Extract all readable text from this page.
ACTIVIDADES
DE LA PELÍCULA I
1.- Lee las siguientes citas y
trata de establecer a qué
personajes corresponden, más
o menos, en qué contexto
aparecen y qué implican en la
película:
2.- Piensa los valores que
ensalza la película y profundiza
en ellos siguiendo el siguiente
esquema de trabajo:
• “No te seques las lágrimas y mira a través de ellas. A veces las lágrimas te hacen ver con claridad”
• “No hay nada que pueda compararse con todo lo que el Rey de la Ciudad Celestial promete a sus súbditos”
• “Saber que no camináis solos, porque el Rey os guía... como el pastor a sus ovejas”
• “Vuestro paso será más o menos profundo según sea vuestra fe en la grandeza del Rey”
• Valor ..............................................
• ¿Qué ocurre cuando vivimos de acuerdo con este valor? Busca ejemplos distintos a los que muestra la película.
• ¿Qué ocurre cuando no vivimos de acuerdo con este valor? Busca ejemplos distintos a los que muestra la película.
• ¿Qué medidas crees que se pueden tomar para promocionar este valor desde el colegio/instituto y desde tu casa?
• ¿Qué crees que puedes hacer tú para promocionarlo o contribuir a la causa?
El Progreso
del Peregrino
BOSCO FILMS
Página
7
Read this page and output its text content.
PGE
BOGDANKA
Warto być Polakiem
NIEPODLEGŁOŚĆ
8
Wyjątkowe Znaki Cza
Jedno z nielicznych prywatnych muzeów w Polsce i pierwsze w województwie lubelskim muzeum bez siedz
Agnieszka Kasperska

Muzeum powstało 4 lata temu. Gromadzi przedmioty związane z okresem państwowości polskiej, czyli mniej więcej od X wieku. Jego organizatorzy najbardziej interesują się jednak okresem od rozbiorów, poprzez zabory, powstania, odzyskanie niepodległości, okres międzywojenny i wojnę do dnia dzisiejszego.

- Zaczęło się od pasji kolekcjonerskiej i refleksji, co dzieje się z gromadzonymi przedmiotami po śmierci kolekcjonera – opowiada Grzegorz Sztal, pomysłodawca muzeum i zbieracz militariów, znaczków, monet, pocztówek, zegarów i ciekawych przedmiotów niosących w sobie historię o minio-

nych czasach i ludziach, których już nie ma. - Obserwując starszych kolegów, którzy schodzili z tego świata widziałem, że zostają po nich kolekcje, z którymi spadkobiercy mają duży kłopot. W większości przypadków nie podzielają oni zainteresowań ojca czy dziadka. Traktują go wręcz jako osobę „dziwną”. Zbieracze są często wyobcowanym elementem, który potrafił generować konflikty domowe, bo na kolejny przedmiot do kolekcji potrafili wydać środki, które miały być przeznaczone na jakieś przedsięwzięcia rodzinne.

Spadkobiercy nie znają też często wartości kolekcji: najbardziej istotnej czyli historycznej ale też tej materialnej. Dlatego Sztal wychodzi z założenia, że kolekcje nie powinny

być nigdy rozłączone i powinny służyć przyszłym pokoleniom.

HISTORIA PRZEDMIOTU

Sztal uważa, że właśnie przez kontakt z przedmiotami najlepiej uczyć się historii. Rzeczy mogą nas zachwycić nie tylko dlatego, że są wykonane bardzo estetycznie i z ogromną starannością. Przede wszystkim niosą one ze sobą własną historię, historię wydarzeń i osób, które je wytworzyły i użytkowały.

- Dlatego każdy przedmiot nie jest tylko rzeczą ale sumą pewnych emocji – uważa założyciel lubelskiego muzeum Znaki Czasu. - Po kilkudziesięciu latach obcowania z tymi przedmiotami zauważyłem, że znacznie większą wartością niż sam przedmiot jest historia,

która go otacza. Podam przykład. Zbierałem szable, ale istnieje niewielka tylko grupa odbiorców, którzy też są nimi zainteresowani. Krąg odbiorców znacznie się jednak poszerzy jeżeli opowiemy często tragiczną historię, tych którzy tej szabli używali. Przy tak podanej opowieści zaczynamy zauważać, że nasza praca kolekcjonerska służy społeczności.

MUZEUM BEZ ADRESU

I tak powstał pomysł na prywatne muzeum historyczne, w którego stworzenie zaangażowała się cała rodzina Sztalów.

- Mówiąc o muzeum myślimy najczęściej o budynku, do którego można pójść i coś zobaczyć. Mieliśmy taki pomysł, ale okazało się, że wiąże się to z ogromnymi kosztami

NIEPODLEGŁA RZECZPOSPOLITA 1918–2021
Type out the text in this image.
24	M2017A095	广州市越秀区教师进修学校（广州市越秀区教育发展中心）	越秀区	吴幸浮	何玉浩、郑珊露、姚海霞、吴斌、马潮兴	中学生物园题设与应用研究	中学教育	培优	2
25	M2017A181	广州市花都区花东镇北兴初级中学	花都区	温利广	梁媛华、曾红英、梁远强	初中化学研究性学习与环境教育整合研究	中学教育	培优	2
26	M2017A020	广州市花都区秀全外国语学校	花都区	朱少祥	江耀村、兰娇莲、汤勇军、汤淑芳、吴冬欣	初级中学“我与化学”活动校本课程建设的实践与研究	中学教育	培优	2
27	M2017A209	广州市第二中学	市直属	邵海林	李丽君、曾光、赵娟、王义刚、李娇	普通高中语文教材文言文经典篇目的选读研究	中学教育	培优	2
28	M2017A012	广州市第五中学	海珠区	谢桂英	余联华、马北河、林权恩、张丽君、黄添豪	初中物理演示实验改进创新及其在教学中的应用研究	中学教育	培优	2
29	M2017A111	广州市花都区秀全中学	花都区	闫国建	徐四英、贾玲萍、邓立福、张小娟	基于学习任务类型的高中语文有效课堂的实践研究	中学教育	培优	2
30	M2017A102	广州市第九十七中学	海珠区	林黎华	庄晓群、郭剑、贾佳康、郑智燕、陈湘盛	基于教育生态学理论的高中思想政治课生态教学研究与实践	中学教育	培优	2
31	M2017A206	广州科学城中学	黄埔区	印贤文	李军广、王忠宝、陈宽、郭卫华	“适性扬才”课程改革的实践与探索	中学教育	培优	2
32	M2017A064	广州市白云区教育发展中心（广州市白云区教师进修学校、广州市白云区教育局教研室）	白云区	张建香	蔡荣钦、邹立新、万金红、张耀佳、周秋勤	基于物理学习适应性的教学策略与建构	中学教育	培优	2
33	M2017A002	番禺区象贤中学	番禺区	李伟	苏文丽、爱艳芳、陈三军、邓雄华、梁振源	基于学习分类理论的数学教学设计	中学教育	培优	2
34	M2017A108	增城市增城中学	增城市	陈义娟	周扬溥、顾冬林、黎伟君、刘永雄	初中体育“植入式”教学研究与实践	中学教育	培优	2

(Aim): Give back each line above precisely as it stands.

(Response):
Extract all readable text from this page.
ACTIVIDADES
DE LA PELÍCULA I
1.- Lee las siguientes citas y
trata de establecer a qué
personajes corresponden, más
o menos, en qué contexto
aparecen y qué implican en la
película:
2.- Piensa los valores que
ensalza la película y profundiza
en ellos siguiendo el siguiente
esquema de trabajo:
• “No te seques las lágrimas y mira a través de ellas. A veces las lágrimas te hacen ver con claridad”
• “No hay nada que pueda compararse con todo lo que el Rey de la Ciudad Celestial promete a sus súbditos”
• “Saber que no camináis solos, porque el Rey os guía... como el pastor a sus ovejas”
• “Vuestro paso será más o menos profundo según sea vuestra fe en la grandeza del Rey”
• Valor ..............................................
• ¿Qué ocurre cuando vivimos de acuerdo con este valor? Busca ejemplos distintos a los que muestra la película.
• ¿Qué ocurre cuando no vivimos de acuerdo con este valor? Busca ejemplos distintos a los que muestra la película.
• ¿Qué medidas crees que se pueden tomar para promocionar este valor desde el colegio/instituto y desde tu casa?
• ¿Qué crees que puedes hacer tú para promocionarlo o contribuir a la causa?
El Progreso
del Peregrino
BOSCO FILMS
Página
7
Read this page and output its text content.
PGE
BOGDANKA
Warto być Polakiem
NIEPODLEGŁOŚĆ
8
Wyjątkowe Znaki Cza
Jedno z nielicznych prywatnych muzeów w Polsce i pierwsze w województwie lubelskim muzeum bez siedz
Agnieszka Kasperska

Muzeum powstało 4 lata temu. Gromadzi przedmioty związane z okresem państwowości polskiej, czyli mniej więcej od X wieku. Jego organizatorzy najbardziej interesują się jednak okresem od rozbiorów, poprzez zabory, powstania, odzyskanie niepodległości, okres międzywojenny i wojnę do dnia dzisiejszego.

- Zaczęło się od pasji kolekcjonerskiej i refleksji, co dzieje się z gromadzonymi przedmiotami po śmierci kolekcjonera – opowiada Grzegorz Sztal, pomysłodawca muzeum i zbieracz militariów, znaczków, monet, pocztówek, zegarów i ciekawych przedmiotów niosących w sobie historię o minio-

nych czasach i ludziach, których już nie ma. - Obserwując starszych kolegów, którzy schodzili z tego świata widziałem, że zostają po nich kolekcje, z którymi spadkobiercy mają duży kłopot. W większości przypadków nie podzielają oni zainteresowań ojca czy dziadka. Traktują go wręcz jako osobę „dziwną”. Zbieracze są często wyobcowanym elementem, który potrafił generować konflikty domowe, bo na kolejny przedmiot do kolekcji potrafili wydać środki, które miały być przeznaczone na jakieś przedsięwzięcia rodzinne.

Spadkobiercy nie znają też często wartości kolekcji: najbardziej istotnej czyli historycznej ale też tej materialnej. Dlatego Sztal wychodzi z założenia, że kolekcje nie powinny

być nigdy rozłączone i powinny służyć przyszłym pokoleniom.

HISTORIA PRZEDMIOTU

Sztal uważa, że właśnie przez kontakt z przedmiotami najlepiej uczyć się historii. Rzeczy mogą nas zachwycić nie tylko dlatego, że są wykonane bardzo estetycznie i z ogromną starannością. Przede wszystkim niosą one ze sobą własną historię, historię wydarzeń i osób, które je wytworzyły i użytkowały.

- Dlatego każdy przedmiot nie jest tylko rzeczą ale sumą pewnych emocji – uważa założyciel lubelskiego muzeum Znaki Czasu. - Po kilkudziesięciu latach obcowania z tymi przedmiotami zauważyłem, że znacznie większą wartością niż sam przedmiot jest historia,

która go otacza. Podam przykład. Zbierałem szable, ale istnieje niewielka tylko grupa odbiorców, którzy też są nimi zainteresowani. Krąg odbiorców znacznie się jednak poszerzy jeżeli opowiemy często tragiczną historię, tych którzy tej szabli używali. Przy tak podanej opowieści zaczynamy zauważać, że nasza praca kolekcjonerska służy społeczności.

MUZEUM BEZ ADRESU

I tak powstał pomysł na prywatne muzeum historyczne, w którego stworzenie zaangażowała się cała rodzina Sztalów.

- Mówiąc o muzeum myślimy najczęściej o budynku, do którego można pójść i coś zobaczyć. Mieliśmy taki pomysł, ale okazało się, że wiąże się to z ogromnymi kosztami

NIEPODLEGŁA RZECZPOSPOLITA 1918–2021
Type out the text in this image.
24	M2017A095	广州市越秀区教师进修学校（广州市越秀区教育发展中心）	越秀区	吴幸浮	何玉浩、郑珊露、姚海霞、吴斌、马潮兴	中学生物园题设与应用研究	中学教育	培优	2
25	M2017A181	广州市花都区花东镇北兴初级中学	花都区	温利广	梁媛华、曾红英、梁远强	初中化学研究性学习与环境教育整合研究	中学教育	培优	2
26	M2017A020	广州市花都区秀全外国语学校	花都区	朱少祥	江耀村、兰娇莲、汤勇军、汤淑芳、吴冬欣	初级中学“我与化学”活动校本课程建设的实践与研究	中学教育	培优	2
27	M2017A209	广州市第二中学	市直属	邵海林	李丽君、曾光、赵娟、王义刚、李娇	普通高中语文教材文言文经典篇目的选读研究	中学教育	培优	2
28	M2017A012	广州市第五中学	海珠区	谢桂英	余联华、马北河、林权恩、张丽君、黄添豪	初中物理演示实验改进创新及其在教学中的应用研究	中学教育	培优	2
29	M2017A111	广州市花都区秀全中学	花都区	闫国建	徐四英、贾玲萍、邓立福、张小娟	基于学习任务类型的高中语文有效课堂的实践研究	中学教育	培优	2
30	M2017A102	广州市第九十七中学	海珠区	林黎华	庄晓群、郭剑、贾佳康、郑智燕、陈湘盛	基于教育生态学理论的高中思想政治课生态教学研究与实践	中学教育	培优	2
31	M2017A206	广州科学城中学	黄埔区	印贤文	李军广、王忠宝、陈宽、郭卫华	“适性扬才”课程改革的实践与探索	中学教育	培优	2
32	M2017A064	广州市白云区教育发展中心（广州市白云区教师进修学校、广州市白云区教育局教研室）	白云区	张建香	蔡荣钦、邹立新、万金红、张耀佳、周秋勤	基于物理学习适应性的教学策略与建构	中学教育	培优	2
33	M2017A002	番禺区象贤中学	番禺区	李伟	苏文丽、爱艳芳、陈三军、邓雄华、梁振源	基于学习分类理论的数学教学设计	中学教育	培优	2
34	M2017A108	增城市增城中学	增城市	陈义娟	周扬溥、顾冬林、黎伟君、刘永雄	初中体育“植入式”教学研究与实践	中学教育	培优	2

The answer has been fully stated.